REQUIRED WORK:
Look for the word "text" in the entries below, then copy every line that has it.

▬▬▬

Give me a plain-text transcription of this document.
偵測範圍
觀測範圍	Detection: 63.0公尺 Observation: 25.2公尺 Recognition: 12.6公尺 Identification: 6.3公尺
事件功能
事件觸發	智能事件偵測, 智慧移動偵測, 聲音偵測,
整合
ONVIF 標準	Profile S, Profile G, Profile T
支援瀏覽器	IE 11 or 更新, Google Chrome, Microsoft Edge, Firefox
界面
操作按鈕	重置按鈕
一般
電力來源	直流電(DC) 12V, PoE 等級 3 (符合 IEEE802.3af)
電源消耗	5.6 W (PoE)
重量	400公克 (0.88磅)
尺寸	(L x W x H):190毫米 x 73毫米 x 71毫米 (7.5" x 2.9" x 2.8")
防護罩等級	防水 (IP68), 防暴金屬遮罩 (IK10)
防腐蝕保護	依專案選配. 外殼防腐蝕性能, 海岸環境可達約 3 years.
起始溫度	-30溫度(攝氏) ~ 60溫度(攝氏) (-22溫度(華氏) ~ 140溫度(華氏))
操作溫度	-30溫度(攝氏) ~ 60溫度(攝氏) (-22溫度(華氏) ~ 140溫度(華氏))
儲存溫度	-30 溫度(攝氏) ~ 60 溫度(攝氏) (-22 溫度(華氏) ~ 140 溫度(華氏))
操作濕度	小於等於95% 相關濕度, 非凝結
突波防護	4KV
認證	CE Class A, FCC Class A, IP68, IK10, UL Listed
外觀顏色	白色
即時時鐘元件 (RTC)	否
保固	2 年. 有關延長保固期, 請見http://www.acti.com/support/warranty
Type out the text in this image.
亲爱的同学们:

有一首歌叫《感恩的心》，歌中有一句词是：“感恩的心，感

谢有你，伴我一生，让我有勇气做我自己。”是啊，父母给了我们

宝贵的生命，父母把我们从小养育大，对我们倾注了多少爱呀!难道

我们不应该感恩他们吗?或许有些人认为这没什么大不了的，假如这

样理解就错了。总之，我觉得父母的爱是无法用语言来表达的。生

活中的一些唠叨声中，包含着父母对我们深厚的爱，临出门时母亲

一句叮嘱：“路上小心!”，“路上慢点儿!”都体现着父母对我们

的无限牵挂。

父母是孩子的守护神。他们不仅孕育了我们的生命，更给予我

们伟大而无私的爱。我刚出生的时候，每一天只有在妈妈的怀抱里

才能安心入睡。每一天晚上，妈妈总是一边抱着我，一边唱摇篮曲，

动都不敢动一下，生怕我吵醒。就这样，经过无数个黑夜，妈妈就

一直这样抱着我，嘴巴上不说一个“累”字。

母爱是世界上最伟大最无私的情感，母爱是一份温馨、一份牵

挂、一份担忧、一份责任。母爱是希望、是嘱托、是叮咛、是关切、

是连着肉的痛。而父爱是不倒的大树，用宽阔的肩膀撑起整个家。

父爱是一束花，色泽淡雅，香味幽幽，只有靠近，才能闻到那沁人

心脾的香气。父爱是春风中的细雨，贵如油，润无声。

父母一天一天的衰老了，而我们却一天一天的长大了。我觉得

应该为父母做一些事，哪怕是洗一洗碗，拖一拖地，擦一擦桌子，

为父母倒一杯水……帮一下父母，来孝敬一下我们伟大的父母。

▬▬▬

THE SOLUTION:
Give me a plain-text transcription of this document.
Type out the text in this image.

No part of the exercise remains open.